(Extracted records)

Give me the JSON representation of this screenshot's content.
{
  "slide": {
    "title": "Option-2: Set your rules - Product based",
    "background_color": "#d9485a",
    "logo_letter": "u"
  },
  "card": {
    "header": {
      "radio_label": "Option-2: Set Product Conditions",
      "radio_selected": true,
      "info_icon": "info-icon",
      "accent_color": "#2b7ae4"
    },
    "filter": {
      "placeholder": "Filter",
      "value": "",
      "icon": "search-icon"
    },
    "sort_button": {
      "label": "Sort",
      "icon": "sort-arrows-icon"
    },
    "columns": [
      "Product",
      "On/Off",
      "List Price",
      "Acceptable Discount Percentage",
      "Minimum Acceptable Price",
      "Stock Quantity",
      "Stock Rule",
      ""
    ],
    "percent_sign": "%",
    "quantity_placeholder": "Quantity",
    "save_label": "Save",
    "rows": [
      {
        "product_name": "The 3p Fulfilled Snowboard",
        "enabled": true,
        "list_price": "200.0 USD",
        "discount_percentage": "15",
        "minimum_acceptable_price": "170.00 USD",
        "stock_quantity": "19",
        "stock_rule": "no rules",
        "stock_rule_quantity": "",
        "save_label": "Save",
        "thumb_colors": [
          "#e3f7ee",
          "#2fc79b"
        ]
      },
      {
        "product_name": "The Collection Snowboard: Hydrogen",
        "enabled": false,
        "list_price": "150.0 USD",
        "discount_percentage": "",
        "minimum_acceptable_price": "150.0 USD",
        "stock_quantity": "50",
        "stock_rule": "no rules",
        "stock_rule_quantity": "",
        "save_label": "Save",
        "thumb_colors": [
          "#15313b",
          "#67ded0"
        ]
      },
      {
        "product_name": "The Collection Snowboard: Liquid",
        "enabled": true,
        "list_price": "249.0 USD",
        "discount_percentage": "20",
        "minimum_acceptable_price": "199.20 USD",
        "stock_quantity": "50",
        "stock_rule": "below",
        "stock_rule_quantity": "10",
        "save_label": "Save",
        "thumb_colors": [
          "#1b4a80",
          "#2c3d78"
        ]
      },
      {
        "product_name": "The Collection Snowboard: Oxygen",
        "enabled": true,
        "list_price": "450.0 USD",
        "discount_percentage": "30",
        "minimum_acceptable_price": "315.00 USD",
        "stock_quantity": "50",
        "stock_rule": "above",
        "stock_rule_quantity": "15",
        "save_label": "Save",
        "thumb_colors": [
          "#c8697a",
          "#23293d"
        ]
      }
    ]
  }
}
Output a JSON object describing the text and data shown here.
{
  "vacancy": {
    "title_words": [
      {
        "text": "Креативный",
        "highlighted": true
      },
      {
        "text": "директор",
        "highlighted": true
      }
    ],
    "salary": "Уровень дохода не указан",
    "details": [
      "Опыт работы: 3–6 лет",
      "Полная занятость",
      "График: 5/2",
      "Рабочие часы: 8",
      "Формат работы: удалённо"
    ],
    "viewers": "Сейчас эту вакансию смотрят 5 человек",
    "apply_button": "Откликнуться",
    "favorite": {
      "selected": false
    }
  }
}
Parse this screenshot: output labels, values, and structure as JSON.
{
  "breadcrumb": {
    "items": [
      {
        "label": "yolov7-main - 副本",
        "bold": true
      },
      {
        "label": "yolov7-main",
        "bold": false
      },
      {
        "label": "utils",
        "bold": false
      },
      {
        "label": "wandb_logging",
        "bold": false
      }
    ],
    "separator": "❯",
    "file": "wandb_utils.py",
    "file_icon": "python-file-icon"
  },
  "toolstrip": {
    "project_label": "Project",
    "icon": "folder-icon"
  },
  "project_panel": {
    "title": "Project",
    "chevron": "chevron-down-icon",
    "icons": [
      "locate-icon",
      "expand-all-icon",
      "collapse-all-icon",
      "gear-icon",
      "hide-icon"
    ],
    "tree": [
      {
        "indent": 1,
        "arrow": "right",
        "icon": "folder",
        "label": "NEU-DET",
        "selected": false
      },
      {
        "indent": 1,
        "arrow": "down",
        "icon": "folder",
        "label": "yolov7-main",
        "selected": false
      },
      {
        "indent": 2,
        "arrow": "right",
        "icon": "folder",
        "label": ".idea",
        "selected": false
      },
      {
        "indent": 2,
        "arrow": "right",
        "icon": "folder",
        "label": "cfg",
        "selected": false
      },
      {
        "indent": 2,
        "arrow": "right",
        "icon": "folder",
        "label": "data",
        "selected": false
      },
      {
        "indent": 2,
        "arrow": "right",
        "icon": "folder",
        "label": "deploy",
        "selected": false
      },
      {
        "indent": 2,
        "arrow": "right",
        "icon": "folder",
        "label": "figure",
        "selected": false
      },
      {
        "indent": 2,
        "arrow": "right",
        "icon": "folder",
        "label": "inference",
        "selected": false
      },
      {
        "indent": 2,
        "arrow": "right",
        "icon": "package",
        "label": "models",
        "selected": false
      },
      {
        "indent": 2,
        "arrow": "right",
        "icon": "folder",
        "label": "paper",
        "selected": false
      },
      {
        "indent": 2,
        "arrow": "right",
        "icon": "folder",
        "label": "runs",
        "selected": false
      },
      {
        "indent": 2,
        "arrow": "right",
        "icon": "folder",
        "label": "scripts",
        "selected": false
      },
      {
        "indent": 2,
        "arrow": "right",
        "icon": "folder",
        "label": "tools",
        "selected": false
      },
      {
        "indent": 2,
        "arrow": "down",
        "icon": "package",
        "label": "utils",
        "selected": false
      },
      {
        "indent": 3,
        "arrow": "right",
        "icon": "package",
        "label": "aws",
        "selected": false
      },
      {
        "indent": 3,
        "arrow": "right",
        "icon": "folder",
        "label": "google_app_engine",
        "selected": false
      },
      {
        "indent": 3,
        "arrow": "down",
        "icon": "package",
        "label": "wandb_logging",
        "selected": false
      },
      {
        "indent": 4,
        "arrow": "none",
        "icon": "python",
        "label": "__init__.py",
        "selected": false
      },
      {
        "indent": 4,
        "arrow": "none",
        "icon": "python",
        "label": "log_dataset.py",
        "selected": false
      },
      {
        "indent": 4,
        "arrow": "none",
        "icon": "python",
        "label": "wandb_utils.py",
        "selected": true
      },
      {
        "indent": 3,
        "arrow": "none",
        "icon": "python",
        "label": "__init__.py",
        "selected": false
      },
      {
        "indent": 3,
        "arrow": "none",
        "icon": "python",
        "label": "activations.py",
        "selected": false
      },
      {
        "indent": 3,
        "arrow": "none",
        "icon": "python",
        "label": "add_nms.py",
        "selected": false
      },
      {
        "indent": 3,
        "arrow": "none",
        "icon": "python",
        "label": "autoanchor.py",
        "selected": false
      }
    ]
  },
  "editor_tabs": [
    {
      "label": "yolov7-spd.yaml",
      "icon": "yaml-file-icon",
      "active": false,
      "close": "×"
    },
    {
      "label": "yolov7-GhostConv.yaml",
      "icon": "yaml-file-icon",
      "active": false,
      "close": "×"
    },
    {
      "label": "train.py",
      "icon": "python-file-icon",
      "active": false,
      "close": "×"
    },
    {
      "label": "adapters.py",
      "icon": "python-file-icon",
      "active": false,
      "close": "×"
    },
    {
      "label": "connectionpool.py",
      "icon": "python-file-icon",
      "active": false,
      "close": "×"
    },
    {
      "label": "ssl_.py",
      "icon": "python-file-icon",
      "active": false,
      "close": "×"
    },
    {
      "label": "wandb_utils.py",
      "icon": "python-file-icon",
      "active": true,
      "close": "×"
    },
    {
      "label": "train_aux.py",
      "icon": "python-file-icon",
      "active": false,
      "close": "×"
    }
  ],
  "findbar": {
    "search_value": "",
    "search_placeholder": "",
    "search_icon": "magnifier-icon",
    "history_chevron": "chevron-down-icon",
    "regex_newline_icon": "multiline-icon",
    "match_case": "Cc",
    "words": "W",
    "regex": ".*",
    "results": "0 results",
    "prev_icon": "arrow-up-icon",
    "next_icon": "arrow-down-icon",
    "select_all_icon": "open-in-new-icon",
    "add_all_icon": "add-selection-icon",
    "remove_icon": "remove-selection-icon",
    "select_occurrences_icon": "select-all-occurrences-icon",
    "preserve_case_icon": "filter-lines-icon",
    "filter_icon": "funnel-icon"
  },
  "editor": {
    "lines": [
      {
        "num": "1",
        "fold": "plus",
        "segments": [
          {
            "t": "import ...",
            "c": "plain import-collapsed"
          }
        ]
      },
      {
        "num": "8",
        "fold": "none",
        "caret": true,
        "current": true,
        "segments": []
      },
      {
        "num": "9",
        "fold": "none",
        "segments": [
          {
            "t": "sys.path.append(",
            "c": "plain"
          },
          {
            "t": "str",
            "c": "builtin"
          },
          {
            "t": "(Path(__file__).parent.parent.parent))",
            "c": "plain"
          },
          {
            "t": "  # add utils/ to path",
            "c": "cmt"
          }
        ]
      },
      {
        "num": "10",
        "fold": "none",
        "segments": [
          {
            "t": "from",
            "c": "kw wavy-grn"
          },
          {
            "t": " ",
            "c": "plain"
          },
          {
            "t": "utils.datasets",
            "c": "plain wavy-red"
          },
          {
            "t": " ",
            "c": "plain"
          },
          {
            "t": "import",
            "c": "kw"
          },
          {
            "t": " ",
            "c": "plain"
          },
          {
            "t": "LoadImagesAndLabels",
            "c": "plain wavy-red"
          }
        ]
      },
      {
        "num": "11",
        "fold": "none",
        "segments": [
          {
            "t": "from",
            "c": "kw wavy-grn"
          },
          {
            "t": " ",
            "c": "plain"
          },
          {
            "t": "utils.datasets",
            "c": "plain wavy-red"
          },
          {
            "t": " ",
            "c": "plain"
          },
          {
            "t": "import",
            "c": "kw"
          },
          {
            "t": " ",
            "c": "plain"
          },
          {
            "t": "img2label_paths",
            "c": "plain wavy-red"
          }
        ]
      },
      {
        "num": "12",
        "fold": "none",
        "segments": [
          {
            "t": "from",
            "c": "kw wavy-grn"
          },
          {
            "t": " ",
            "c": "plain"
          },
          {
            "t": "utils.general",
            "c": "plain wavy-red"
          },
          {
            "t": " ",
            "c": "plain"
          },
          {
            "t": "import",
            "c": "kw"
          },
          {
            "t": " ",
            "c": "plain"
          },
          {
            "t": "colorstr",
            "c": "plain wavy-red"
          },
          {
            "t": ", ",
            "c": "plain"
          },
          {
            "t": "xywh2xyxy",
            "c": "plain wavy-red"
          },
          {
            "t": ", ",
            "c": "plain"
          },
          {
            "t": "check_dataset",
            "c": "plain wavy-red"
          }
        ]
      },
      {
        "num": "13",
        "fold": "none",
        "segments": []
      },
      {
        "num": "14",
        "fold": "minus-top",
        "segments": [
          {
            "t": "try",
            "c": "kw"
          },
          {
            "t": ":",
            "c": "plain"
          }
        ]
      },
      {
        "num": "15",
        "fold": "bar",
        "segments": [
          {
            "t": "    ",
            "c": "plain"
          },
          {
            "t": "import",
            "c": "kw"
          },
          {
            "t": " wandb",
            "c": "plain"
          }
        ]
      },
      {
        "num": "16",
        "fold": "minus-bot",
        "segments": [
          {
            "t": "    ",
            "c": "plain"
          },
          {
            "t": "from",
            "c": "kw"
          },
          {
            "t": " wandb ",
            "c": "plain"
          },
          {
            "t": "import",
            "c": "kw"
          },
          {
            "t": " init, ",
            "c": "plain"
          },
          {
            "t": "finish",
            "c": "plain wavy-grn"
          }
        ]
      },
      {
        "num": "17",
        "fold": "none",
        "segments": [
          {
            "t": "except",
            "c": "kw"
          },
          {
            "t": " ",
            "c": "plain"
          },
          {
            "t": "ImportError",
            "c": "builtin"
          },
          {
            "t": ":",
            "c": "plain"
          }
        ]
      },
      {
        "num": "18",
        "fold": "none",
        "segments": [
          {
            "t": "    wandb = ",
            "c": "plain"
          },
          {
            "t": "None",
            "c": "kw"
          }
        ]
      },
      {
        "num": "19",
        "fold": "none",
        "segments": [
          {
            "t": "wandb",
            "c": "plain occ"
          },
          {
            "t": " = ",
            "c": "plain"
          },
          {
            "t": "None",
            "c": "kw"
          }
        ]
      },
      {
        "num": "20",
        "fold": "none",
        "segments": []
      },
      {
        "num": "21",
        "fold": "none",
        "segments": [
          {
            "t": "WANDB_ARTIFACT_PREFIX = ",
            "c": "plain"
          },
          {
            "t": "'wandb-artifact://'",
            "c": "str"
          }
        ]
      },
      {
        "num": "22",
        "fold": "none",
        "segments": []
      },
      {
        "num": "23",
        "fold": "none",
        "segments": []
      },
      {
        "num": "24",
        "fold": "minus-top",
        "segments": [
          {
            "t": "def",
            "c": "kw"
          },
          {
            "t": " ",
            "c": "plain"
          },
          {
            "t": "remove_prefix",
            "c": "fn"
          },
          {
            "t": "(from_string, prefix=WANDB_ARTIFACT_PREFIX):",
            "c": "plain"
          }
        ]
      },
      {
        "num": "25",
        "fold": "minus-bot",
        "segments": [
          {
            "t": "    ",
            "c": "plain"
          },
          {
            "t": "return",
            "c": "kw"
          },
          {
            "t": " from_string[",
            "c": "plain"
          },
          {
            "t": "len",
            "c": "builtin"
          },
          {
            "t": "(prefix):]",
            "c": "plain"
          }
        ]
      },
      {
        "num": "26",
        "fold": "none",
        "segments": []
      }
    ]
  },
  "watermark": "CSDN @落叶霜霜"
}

(Task to complete) Show every line in the records above that contains the word "JSON".

(Result below)
Give me the JSON representation of this screenshot's content.
Output a JSON object describing the text and data shown here.
Parse this screenshot: output labels, values, and structure as JSON.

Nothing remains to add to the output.